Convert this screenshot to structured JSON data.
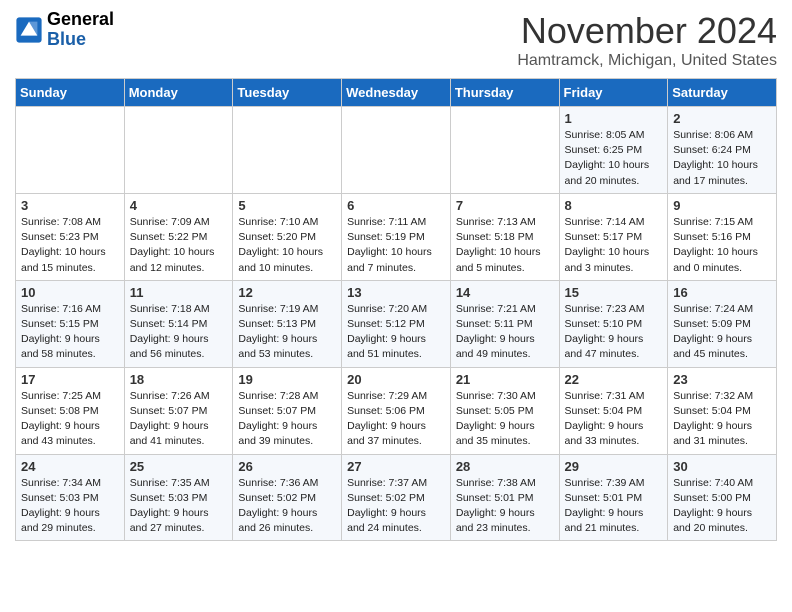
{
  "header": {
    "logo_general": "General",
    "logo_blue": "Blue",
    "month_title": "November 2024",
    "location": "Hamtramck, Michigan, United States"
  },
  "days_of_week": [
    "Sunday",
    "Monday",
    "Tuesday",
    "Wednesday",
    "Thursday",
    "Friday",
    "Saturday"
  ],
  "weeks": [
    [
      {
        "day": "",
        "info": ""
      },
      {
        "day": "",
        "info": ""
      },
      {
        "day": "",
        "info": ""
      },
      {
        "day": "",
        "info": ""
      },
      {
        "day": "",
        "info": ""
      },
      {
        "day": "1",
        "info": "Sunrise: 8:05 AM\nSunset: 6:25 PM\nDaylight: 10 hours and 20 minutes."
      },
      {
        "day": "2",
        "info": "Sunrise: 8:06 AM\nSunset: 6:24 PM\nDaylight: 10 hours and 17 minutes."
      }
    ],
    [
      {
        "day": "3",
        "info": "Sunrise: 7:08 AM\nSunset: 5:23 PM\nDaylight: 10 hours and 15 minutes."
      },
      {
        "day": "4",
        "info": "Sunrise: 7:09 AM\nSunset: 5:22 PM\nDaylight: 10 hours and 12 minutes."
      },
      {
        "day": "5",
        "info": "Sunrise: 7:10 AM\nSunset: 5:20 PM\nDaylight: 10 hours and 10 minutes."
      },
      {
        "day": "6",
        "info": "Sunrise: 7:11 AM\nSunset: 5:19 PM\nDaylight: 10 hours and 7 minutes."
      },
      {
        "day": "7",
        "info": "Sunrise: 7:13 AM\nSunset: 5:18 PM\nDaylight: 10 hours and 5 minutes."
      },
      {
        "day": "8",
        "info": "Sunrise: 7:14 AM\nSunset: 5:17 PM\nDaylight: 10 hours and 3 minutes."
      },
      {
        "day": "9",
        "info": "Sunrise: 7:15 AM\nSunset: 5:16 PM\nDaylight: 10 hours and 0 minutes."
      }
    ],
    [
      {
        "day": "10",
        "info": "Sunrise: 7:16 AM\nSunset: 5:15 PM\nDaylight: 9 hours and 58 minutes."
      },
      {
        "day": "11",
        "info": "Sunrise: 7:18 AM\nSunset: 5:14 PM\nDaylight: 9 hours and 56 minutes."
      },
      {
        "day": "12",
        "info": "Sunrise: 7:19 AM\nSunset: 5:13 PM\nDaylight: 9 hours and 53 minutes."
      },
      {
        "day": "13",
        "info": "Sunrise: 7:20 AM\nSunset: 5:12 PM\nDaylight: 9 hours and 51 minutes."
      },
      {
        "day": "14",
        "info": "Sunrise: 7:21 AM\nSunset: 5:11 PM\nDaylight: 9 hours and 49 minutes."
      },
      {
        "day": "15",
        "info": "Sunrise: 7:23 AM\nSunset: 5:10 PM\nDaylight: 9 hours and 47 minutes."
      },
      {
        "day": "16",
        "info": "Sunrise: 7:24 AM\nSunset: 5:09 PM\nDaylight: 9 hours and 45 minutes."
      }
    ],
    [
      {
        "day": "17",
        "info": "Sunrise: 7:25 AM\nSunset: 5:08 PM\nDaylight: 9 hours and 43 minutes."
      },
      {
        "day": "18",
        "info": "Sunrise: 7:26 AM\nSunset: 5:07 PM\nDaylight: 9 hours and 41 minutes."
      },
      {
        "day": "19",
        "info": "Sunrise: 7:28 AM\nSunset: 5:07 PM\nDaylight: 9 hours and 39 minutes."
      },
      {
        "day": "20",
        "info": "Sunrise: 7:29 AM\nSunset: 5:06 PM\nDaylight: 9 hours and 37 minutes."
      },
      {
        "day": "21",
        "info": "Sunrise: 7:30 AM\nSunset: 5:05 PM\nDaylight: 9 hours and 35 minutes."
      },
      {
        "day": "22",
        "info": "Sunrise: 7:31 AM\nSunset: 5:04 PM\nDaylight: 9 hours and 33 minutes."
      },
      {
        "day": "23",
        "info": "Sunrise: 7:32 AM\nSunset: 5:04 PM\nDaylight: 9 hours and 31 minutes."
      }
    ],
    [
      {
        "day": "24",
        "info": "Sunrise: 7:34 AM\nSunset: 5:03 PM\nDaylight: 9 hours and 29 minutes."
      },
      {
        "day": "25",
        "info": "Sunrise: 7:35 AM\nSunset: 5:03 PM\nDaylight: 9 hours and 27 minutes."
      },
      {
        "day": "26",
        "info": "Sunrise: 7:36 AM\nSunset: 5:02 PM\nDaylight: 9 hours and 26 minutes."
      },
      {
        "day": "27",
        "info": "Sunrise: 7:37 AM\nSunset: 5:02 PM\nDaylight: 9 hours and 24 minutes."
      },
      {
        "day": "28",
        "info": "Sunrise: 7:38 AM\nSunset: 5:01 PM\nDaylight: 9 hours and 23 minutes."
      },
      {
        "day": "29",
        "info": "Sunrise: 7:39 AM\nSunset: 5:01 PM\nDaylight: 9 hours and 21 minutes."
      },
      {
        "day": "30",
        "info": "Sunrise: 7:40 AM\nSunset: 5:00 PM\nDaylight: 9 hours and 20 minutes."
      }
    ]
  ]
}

━━━━━━━━

**What is needed:**
Every record is to be reproduced exactly, with no pictures included.

**Exercise answer:**
Convert this screenshot to structured JSON data.
{
  "header": {
    "logo_general": "General",
    "logo_blue": "Blue",
    "month_title": "November 2024",
    "location": "Hamtramck, Michigan, United States"
  },
  "days_of_week": [
    "Sunday",
    "Monday",
    "Tuesday",
    "Wednesday",
    "Thursday",
    "Friday",
    "Saturday"
  ],
  "weeks": [
    [
      {
        "day": "",
        "info": ""
      },
      {
        "day": "",
        "info": ""
      },
      {
        "day": "",
        "info": ""
      },
      {
        "day": "",
        "info": ""
      },
      {
        "day": "",
        "info": ""
      },
      {
        "day": "1",
        "info": "Sunrise: 8:05 AM\nSunset: 6:25 PM\nDaylight: 10 hours and 20 minutes."
      },
      {
        "day": "2",
        "info": "Sunrise: 8:06 AM\nSunset: 6:24 PM\nDaylight: 10 hours and 17 minutes."
      }
    ],
    [
      {
        "day": "3",
        "info": "Sunrise: 7:08 AM\nSunset: 5:23 PM\nDaylight: 10 hours and 15 minutes."
      },
      {
        "day": "4",
        "info": "Sunrise: 7:09 AM\nSunset: 5:22 PM\nDaylight: 10 hours and 12 minutes."
      },
      {
        "day": "5",
        "info": "Sunrise: 7:10 AM\nSunset: 5:20 PM\nDaylight: 10 hours and 10 minutes."
      },
      {
        "day": "6",
        "info": "Sunrise: 7:11 AM\nSunset: 5:19 PM\nDaylight: 10 hours and 7 minutes."
      },
      {
        "day": "7",
        "info": "Sunrise: 7:13 AM\nSunset: 5:18 PM\nDaylight: 10 hours and 5 minutes."
      },
      {
        "day": "8",
        "info": "Sunrise: 7:14 AM\nSunset: 5:17 PM\nDaylight: 10 hours and 3 minutes."
      },
      {
        "day": "9",
        "info": "Sunrise: 7:15 AM\nSunset: 5:16 PM\nDaylight: 10 hours and 0 minutes."
      }
    ],
    [
      {
        "day": "10",
        "info": "Sunrise: 7:16 AM\nSunset: 5:15 PM\nDaylight: 9 hours and 58 minutes."
      },
      {
        "day": "11",
        "info": "Sunrise: 7:18 AM\nSunset: 5:14 PM\nDaylight: 9 hours and 56 minutes."
      },
      {
        "day": "12",
        "info": "Sunrise: 7:19 AM\nSunset: 5:13 PM\nDaylight: 9 hours and 53 minutes."
      },
      {
        "day": "13",
        "info": "Sunrise: 7:20 AM\nSunset: 5:12 PM\nDaylight: 9 hours and 51 minutes."
      },
      {
        "day": "14",
        "info": "Sunrise: 7:21 AM\nSunset: 5:11 PM\nDaylight: 9 hours and 49 minutes."
      },
      {
        "day": "15",
        "info": "Sunrise: 7:23 AM\nSunset: 5:10 PM\nDaylight: 9 hours and 47 minutes."
      },
      {
        "day": "16",
        "info": "Sunrise: 7:24 AM\nSunset: 5:09 PM\nDaylight: 9 hours and 45 minutes."
      }
    ],
    [
      {
        "day": "17",
        "info": "Sunrise: 7:25 AM\nSunset: 5:08 PM\nDaylight: 9 hours and 43 minutes."
      },
      {
        "day": "18",
        "info": "Sunrise: 7:26 AM\nSunset: 5:07 PM\nDaylight: 9 hours and 41 minutes."
      },
      {
        "day": "19",
        "info": "Sunrise: 7:28 AM\nSunset: 5:07 PM\nDaylight: 9 hours and 39 minutes."
      },
      {
        "day": "20",
        "info": "Sunrise: 7:29 AM\nSunset: 5:06 PM\nDaylight: 9 hours and 37 minutes."
      },
      {
        "day": "21",
        "info": "Sunrise: 7:30 AM\nSunset: 5:05 PM\nDaylight: 9 hours and 35 minutes."
      },
      {
        "day": "22",
        "info": "Sunrise: 7:31 AM\nSunset: 5:04 PM\nDaylight: 9 hours and 33 minutes."
      },
      {
        "day": "23",
        "info": "Sunrise: 7:32 AM\nSunset: 5:04 PM\nDaylight: 9 hours and 31 minutes."
      }
    ],
    [
      {
        "day": "24",
        "info": "Sunrise: 7:34 AM\nSunset: 5:03 PM\nDaylight: 9 hours and 29 minutes."
      },
      {
        "day": "25",
        "info": "Sunrise: 7:35 AM\nSunset: 5:03 PM\nDaylight: 9 hours and 27 minutes."
      },
      {
        "day": "26",
        "info": "Sunrise: 7:36 AM\nSunset: 5:02 PM\nDaylight: 9 hours and 26 minutes."
      },
      {
        "day": "27",
        "info": "Sunrise: 7:37 AM\nSunset: 5:02 PM\nDaylight: 9 hours and 24 minutes."
      },
      {
        "day": "28",
        "info": "Sunrise: 7:38 AM\nSunset: 5:01 PM\nDaylight: 9 hours and 23 minutes."
      },
      {
        "day": "29",
        "info": "Sunrise: 7:39 AM\nSunset: 5:01 PM\nDaylight: 9 hours and 21 minutes."
      },
      {
        "day": "30",
        "info": "Sunrise: 7:40 AM\nSunset: 5:00 PM\nDaylight: 9 hours and 20 minutes."
      }
    ]
  ]
}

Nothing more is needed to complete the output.